• _Problems to work on_
• A. According to the Haitian recipes, for how long should the red beans and rice simmer once the heat is reduced to low and the pot is covered?
• B. Carry on the Haitian recipes from their last sentence, which closes the description of pikliz.

Banan Peze - Fried plantains


1/2 cup vegetable oil or corn oil

2 medium sized green plantains, peeled

1 tablespoon seasoning salt

1 tablespoon vinegar

1/2 cup water


1. In a 12" skillet, heat oil over moderate heat until light haze forms.

2. Slice the plantains crosswise into 1/2" thick slices. (About 5 pieces each).

3. In a small bowl, add remaining ingredients and set aside.

4. Add as many slices as you can, without crowding and brown about 2 minutes on each side.

5. As they crown, transfer them to paper towels to drain.

6. On a chopping board, using a broad solid (not slotted) spatula or you can use your palm with paper towels or buy a tostonera(a plantain smasher); press each slice into a flat round about 1/4" thick and 2" wide in diameter.

7. Soak flattened plaintains in water mixture and place in oil on medium heat.

8. Heat the oil and fry the rounds again for about 1 minute on each side, until crispy and golden brown.

9. Drain on paper towels.

10. Season with salt and serve.

recipe source

Diri ak Pwa

Red beans and rice


1/4 cup butter

1 onion, finely chopped

1 bell pepper, finely chopped

3 garlic cloves, minced

1/2 cup tomato sauce

2 cups red kidney beans, cooked (canned okay, drain first)

1 teaspoon thyme

2 teaspoons oregano

1 bay leaf

1 cup long-grain white rice

1 3/4 cups water (or stock)

scotch bonnet pepper (or Tabasco chipotle sauce to taste)


1. Heat the butter in a large saucepan over medium heat. Add the onion and bell pepper; sauté until the onion is translucent. Add the garlic and sauté for another 1-2 minutes. Add tomato sauce, beans, herbs, and scotch bonnet (if using). Simmer for 5-10 minutes to meld flavors.

2. Stir in the rice, stock or water, and salt and pepper to taste. Bring to a boil, then reduce heat to low, cover tightly and simmer for 15-18 minutes.

3. Remove from heat and let set covered for another 5-10 minutes. Then stir lightly with a fork and serve.

recipe source

Haitian Potato Salad


4 potatoes, peeled and cubed

1 carrot, peeled and minced

2 1/4 teaspoons salt

1 small beet

2 eggs

1/2 cup sweet peas

1/2 onion, minced

1/3 cup red bell pepper diced

1/3 cup red bell pepper diced

2 tablespoons mayonnaise

1/4 teaspoon black pepper


1. Boil potatoes and carrot in water with 1 teaspoon salt for 10 minutes or until tender.

2. Boil beet separately in water with 1 teaspoon salt until tender, then peel and mince.Boil eggs separately in water with 1/4 teaspoon salt until hard.

3. In a bowl, place cubed potatoes, minced beet, sweet peas, carrots, onion, red and green bell peppers and mix with mayonnaise. Add black pepper.

recipe source


Haitian spicy pickled vegetables

Every Haitian home has a jar of pikliz on hand. Cabbage, carrots, chiles and other vegetables are soaked in vinegar to make a relish similar to American chow-chow or Italian giardiniera. The crunchy salad is served as a side dish at Haitian meals. Flavored vinegar from pikliz is often used in marinades or to give dishes a spicy-sour punch.

• _Excerpted data_
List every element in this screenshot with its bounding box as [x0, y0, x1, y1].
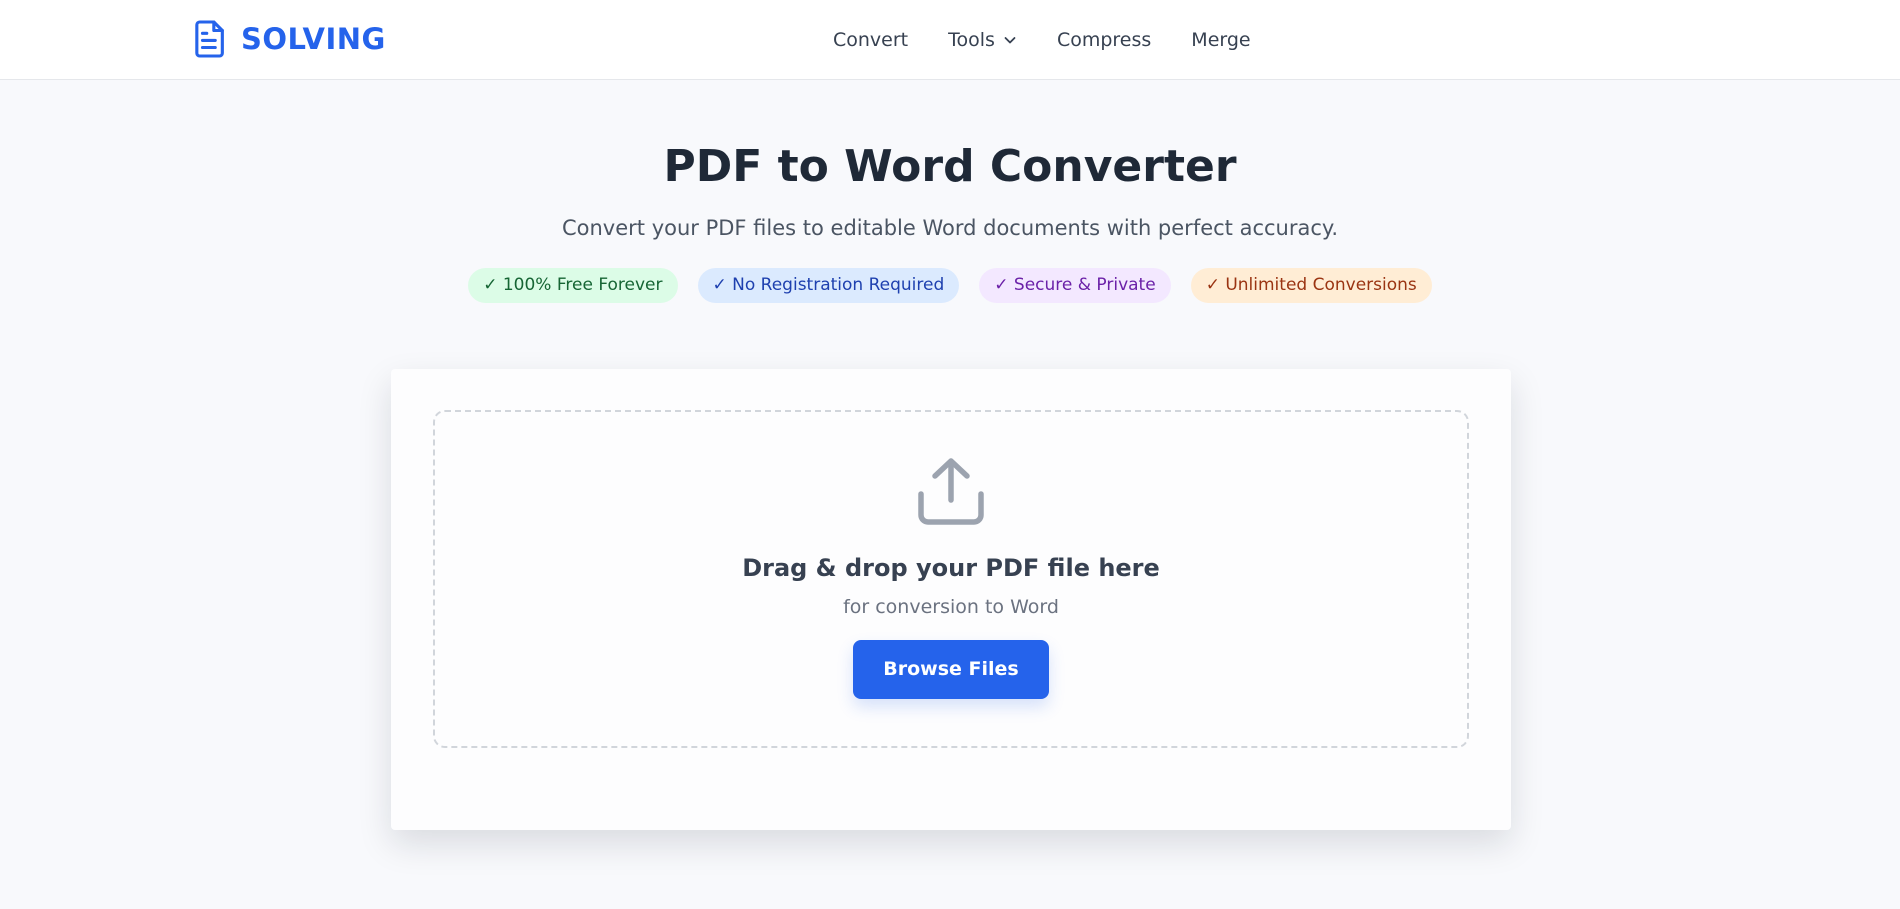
main-nav: Convert Tools Compress Merge [833, 24, 1251, 56]
hero-section: PDF to Word Converter Convert your PDF f… [0, 80, 1900, 303]
badge-secure: ✓ Secure & Private [979, 268, 1171, 303]
brand-name: SOLVING [241, 22, 386, 56]
nav-item-label: Tools [948, 29, 995, 51]
nav-item-merge[interactable]: Merge [1191, 29, 1250, 51]
browse-files-button[interactable]: Browse Files [853, 640, 1049, 699]
file-dropzone[interactable]: Drag & drop your PDF file here for conve… [433, 410, 1469, 748]
nav-item-label: Compress [1056, 29, 1152, 51]
badge-no-registration: ✓ No Registration Required [697, 268, 960, 303]
site-header: SOLVING Convert Tools Compress Merge [0, 0, 1900, 80]
nav-item-label: Merge [1191, 29, 1251, 51]
badge-unlimited: ✓ Unlimited Conversions [1190, 268, 1432, 303]
nav-item-tools[interactable]: Tools [948, 29, 1017, 51]
nav-item-convert[interactable]: Convert [833, 29, 908, 51]
page-title: PDF to Word Converter [663, 141, 1237, 192]
upload-card: Drag & drop your PDF file here for conve… [391, 369, 1511, 830]
nav-item-compress[interactable]: Compress [1057, 29, 1151, 51]
page-subtitle: Convert your PDF files to editable Word … [561, 216, 1339, 240]
document-icon [195, 20, 224, 58]
badge-free: ✓ 100% Free Forever [468, 268, 678, 303]
nav-item-label: Convert [833, 29, 909, 51]
dropzone-title: Drag & drop your PDF file here [742, 554, 1160, 582]
feature-badges: ✓ 100% Free Forever ✓ No Registration Re… [0, 268, 1900, 303]
dropzone-subtitle: for conversion to Word [843, 596, 1059, 618]
upload-icon [918, 458, 984, 525]
chevron-down-icon [1004, 37, 1016, 44]
brand-logo[interactable]: SOLVING [194, 19, 386, 59]
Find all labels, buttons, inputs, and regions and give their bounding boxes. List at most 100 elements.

• _Answers to the problems_
• A. 15 to 18 minutes.

• B.
1/2 head Cabbage, shredded

2 Carrots, peeled and chopped into small pieces or grated

1 Onion, thinly sliced

2-6 Scotch bonnet peppers

4-6 Garlic cloves

2 t Salt

8-10 Peppercorns

3 cups White or cane vinegar


1. Add all of the ingredients to a large bowl and toss well to mix. Place all of the vegetables into a clean 2-quart glass jar. Pour in enough vinegar to cover the vegetables, tamping them down to remove any air bubbles.

2. Store the pikliz in the refrigerator for at least 24 hours before serving. It will keep in the refrigerator for a month or two.

recipe source

Haitian Cake


2 sticks of butter

2 cups of flour

1 cup of sugar

5 eggs, at room temperature

1 tsp baking powder

Pinch of salt

1 tbsp of vanilla extract

3/4 cup milk (boil a cup of milk with several sticks of cinnamon and let reduce to 3/4 cup, and let cool, and discard the cinnamon sticks)


1. Preheat the oven to 325 degrees F. Grease two 8 1/2 round pans.

2. In an electric mixer, cream the butter and sugar. Mix until the mixture is light, fluffy and smooth. Add the eggs, one at a time, beating well after each egg.

3. In a mixing bowl, combine the remaining 2 cups of flour, baking powder and salt. With the machine running, add 1/4 cup of the flour mixture at a time, gradually add milk. Mix well. Pour the filling into the prepared pan.

4. Bake for about 50 minutes, or until the center is firm. Remove from the oven and cool on a wire rack for 30 minutes. Use any flavor of icing.

recipe source

Diri Olé

Rice pudding


4 cups Milk

1/2 cup Short-grain rice

1 Cinnamon stick

2 strips Orange or lemon peel

pinch Salt

1/4 cup Raisins

1/2 cup Sugar

2 tablespoons Butter

1 teaspoon Vanilla


Place the milk, rice, cinnamon stick, orange or lemon peel and salt in a medium saucepan and bring to a boil over medium heat!. Immediately reduce heat to very low and simmer, stirring often and scraping bottom, for about 45 minutes!.

Add the raisins and sugar and simmer for another 15 minutes!. Stir often to keep from sticking to the bottom of the pot!.

Remove from heat and stir in the butter and vanilla!. Adjust sugar to taste and serve hot or cold, sprinkling the top with some ground cinnamon!

recipe source

Labouyi Bannann

Banana cream Beverage


lime rind.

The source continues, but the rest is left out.